-- TO DO --
Print each of the entries exactly, leaving nothing out.

-- SUPPLIED ENTRIES --
_____

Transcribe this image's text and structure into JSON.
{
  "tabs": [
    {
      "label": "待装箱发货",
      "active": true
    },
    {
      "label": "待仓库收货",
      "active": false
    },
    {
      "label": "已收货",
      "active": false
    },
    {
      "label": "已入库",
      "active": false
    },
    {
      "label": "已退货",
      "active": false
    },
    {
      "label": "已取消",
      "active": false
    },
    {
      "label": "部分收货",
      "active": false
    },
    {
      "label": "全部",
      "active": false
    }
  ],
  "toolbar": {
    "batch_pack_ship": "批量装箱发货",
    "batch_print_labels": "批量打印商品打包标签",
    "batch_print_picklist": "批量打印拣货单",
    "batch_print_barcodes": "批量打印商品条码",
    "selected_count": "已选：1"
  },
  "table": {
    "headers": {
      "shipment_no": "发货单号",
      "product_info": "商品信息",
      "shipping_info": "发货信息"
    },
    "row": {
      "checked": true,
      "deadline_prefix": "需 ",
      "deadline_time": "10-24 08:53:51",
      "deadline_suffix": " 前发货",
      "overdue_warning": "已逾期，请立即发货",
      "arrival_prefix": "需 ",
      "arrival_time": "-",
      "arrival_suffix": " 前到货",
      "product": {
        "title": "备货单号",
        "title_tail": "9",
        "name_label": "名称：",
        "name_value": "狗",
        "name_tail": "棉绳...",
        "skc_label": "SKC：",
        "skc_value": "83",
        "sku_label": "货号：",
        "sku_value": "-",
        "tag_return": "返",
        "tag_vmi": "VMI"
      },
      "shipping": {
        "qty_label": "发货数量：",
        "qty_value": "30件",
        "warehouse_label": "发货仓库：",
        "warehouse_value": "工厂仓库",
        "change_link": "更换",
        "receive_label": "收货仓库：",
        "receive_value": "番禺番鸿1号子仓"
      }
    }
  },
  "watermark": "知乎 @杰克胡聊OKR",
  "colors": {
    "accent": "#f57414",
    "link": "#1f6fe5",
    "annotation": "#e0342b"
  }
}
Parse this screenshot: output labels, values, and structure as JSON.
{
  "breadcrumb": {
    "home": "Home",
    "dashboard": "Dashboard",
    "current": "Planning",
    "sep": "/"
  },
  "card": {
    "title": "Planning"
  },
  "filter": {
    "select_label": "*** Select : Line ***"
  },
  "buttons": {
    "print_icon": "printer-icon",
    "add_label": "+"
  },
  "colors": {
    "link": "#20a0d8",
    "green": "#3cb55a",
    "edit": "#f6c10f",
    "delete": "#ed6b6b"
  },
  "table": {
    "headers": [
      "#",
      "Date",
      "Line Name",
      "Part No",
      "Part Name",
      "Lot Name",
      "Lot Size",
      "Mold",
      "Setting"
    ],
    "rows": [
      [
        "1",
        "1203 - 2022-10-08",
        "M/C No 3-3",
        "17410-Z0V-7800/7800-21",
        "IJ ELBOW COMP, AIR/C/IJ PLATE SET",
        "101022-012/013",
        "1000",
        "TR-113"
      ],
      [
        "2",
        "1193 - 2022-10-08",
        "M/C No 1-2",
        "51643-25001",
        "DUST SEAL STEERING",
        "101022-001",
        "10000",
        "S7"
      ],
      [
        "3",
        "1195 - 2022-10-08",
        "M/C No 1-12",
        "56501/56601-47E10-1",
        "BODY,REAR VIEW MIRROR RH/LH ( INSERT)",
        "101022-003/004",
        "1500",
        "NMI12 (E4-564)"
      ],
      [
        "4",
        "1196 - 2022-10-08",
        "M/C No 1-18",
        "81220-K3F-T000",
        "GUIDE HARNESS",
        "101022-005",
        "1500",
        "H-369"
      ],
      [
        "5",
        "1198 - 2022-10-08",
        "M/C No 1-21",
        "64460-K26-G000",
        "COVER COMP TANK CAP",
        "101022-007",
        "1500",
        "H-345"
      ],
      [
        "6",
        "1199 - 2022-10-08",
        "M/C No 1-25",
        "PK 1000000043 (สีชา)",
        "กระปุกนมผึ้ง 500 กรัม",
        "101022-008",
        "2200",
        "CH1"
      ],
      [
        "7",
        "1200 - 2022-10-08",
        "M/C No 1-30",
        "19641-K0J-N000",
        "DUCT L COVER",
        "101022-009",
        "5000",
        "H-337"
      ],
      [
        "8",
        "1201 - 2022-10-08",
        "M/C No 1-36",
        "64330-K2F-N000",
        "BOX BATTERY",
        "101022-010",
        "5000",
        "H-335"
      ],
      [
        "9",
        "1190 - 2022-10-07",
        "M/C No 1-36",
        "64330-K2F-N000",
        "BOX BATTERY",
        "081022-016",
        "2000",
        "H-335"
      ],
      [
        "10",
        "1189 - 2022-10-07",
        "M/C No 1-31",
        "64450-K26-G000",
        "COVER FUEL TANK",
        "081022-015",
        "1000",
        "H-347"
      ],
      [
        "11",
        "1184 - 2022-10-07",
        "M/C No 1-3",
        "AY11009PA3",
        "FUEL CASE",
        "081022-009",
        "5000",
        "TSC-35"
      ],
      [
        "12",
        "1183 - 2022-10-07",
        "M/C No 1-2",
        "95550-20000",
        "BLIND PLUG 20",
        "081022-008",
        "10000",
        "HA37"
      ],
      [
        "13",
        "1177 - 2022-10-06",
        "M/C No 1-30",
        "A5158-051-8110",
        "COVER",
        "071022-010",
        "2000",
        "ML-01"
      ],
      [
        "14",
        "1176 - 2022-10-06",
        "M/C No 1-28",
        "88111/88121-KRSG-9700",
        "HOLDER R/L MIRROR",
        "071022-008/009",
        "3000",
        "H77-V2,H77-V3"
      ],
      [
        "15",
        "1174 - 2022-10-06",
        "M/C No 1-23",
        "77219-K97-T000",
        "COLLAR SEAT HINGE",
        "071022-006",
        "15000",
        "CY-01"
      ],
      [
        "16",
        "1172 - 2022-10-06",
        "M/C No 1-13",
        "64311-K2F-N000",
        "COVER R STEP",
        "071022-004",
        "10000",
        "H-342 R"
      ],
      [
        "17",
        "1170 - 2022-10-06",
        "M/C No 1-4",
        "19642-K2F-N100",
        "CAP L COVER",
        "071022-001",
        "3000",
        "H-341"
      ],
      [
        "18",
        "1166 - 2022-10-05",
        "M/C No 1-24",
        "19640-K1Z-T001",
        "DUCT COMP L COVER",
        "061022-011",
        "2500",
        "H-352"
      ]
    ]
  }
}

_____

-- RESULT --
Transcribe this image's text and structure into JSON.
{
  "tabs": [
    {
      "label": "待装箱发货",
      "active": true
    },
    {
      "label": "待仓库收货",
      "active": false
    },
    {
      "label": "已收货",
      "active": false
    },
    {
      "label": "已入库",
      "active": false
    },
    {
      "label": "已退货",
      "active": false
    },
    {
      "label": "已取消",
      "active": false
    },
    {
      "label": "部分收货",
      "active": false
    },
    {
      "label": "全部",
      "active": false
    }
  ],
  "toolbar": {
    "batch_pack_ship": "批量装箱发货",
    "batch_print_labels": "批量打印商品打包标签",
    "batch_print_picklist": "批量打印拣货单",
    "batch_print_barcodes": "批量打印商品条码",
    "selected_count": "已选：1"
  },
  "table": {
    "headers": {
      "shipment_no": "发货单号",
      "product_info": "商品信息",
      "shipping_info": "发货信息"
    },
    "row": {
      "checked": true,
      "deadline_prefix": "需 ",
      "deadline_time": "10-24 08:53:51",
      "deadline_suffix": " 前发货",
      "overdue_warning": "已逾期，请立即发货",
      "arrival_prefix": "需 ",
      "arrival_time": "-",
      "arrival_suffix": " 前到货",
      "product": {
        "title": "备货单号",
        "title_tail": "9",
        "name_label": "名称：",
        "name_value": "狗",
        "name_tail": "棉绳...",
        "skc_label": "SKC：",
        "skc_value": "83",
        "sku_label": "货号：",
        "sku_value": "-",
        "tag_return": "返",
        "tag_vmi": "VMI"
      },
      "shipping": {
        "qty_label": "发货数量：",
        "qty_value": "30件",
        "warehouse_label": "发货仓库：",
        "warehouse_value": "工厂仓库",
        "change_link": "更换",
        "receive_label": "收货仓库：",
        "receive_value": "番禺番鸿1号子仓"
      }
    }
  },
  "watermark": "知乎 @杰克胡聊OKR",
  "colors": {
    "accent": "#f57414",
    "link": "#1f6fe5",
    "annotation": "#e0342b"
  }
}
Parse this screenshot: output labels, values, and structure as JSON.
{
  "breadcrumb": {
    "home": "Home",
    "dashboard": "Dashboard",
    "current": "Planning",
    "sep": "/"
  },
  "card": {
    "title": "Planning"
  },
  "filter": {
    "select_label": "*** Select : Line ***"
  },
  "buttons": {
    "print_icon": "printer-icon",
    "add_label": "+"
  },
  "colors": {
    "link": "#20a0d8",
    "green": "#3cb55a",
    "edit": "#f6c10f",
    "delete": "#ed6b6b"
  },
  "table": {
    "headers": [
      "#",
      "Date",
      "Line Name",
      "Part No",
      "Part Name",
      "Lot Name",
      "Lot Size",
      "Mold",
      "Setting"
    ],
    "rows": [
      [
        "1",
        "1203 - 2022-10-08",
        "M/C No 3-3",
        "17410-Z0V-7800/7800-21",
        "IJ ELBOW COMP, AIR/C/IJ PLATE SET",
        "101022-012/013",
        "1000",
        "TR-113"
      ],
      [
        "2",
        "1193 - 2022-10-08",
        "M/C No 1-2",
        "51643-25001",
        "DUST SEAL STEERING",
        "101022-001",
        "10000",
        "S7"
      ],
      [
        "3",
        "1195 - 2022-10-08",
        "M/C No 1-12",
        "56501/56601-47E10-1",
        "BODY,REAR VIEW MIRROR RH/LH ( INSERT)",
        "101022-003/004",
        "1500",
        "NMI12 (E4-564)"
      ],
      [
        "4",
        "1196 - 2022-10-08",
        "M/C No 1-18",
        "81220-K3F-T000",
        "GUIDE HARNESS",
        "101022-005",
        "1500",
        "H-369"
      ],
      [
        "5",
        "1198 - 2022-10-08",
        "M/C No 1-21",
        "64460-K26-G000",
        "COVER COMP TANK CAP",
        "101022-007",
        "1500",
        "H-345"
      ],
      [
        "6",
        "1199 - 2022-10-08",
        "M/C No 1-25",
        "PK 1000000043 (สีชา)",
        "กระปุกนมผึ้ง 500 กรัม",
        "101022-008",
        "2200",
        "CH1"
      ],
      [
        "7",
        "1200 - 2022-10-08",
        "M/C No 1-30",
        "19641-K0J-N000",
        "DUCT L COVER",
        "101022-009",
        "5000",
        "H-337"
      ],
      [
        "8",
        "1201 - 2022-10-08",
        "M/C No 1-36",
        "64330-K2F-N000",
        "BOX BATTERY",
        "101022-010",
        "5000",
        "H-335"
      ],
      [
        "9",
        "1190 - 2022-10-07",
        "M/C No 1-36",
        "64330-K2F-N000",
        "BOX BATTERY",
        "081022-016",
        "2000",
        "H-335"
      ],
      [
        "10",
        "1189 - 2022-10-07",
        "M/C No 1-31",
        "64450-K26-G000",
        "COVER FUEL TANK",
        "081022-015",
        "1000",
        "H-347"
      ],
      [
        "11",
        "1184 - 2022-10-07",
        "M/C No 1-3",
        "AY11009PA3",
        "FUEL CASE",
        "081022-009",
        "5000",
        "TSC-35"
      ],
      [
        "12",
        "1183 - 2022-10-07",
        "M/C No 1-2",
        "95550-20000",
        "BLIND PLUG 20",
        "081022-008",
        "10000",
        "HA37"
      ],
      [
        "13",
        "1177 - 2022-10-06",
        "M/C No 1-30",
        "A5158-051-8110",
        "COVER",
        "071022-010",
        "2000",
        "ML-01"
      ],
      [
        "14",
        "1176 - 2022-10-06",
        "M/C No 1-28",
        "88111/88121-KRSG-9700",
        "HOLDER R/L MIRROR",
        "071022-008/009",
        "3000",
        "H77-V2,H77-V3"
      ],
      [
        "15",
        "1174 - 2022-10-06",
        "M/C No 1-23",
        "77219-K97-T000",
        "COLLAR SEAT HINGE",
        "071022-006",
        "15000",
        "CY-01"
      ],
      [
        "16",
        "1172 - 2022-10-06",
        "M/C No 1-13",
        "64311-K2F-N000",
        "COVER R STEP",
        "071022-004",
        "10000",
        "H-342 R"
      ],
      [
        "17",
        "1170 - 2022-10-06",
        "M/C No 1-4",
        "19642-K2F-N100",
        "CAP L COVER",
        "071022-001",
        "3000",
        "H-341"
      ],
      [
        "18",
        "1166 - 2022-10-05",
        "M/C No 1-24",
        "19640-K1Z-T001",
        "DUCT COMP L COVER",
        "061022-011",
        "2500",
        "H-352"
      ]
    ]
  }
}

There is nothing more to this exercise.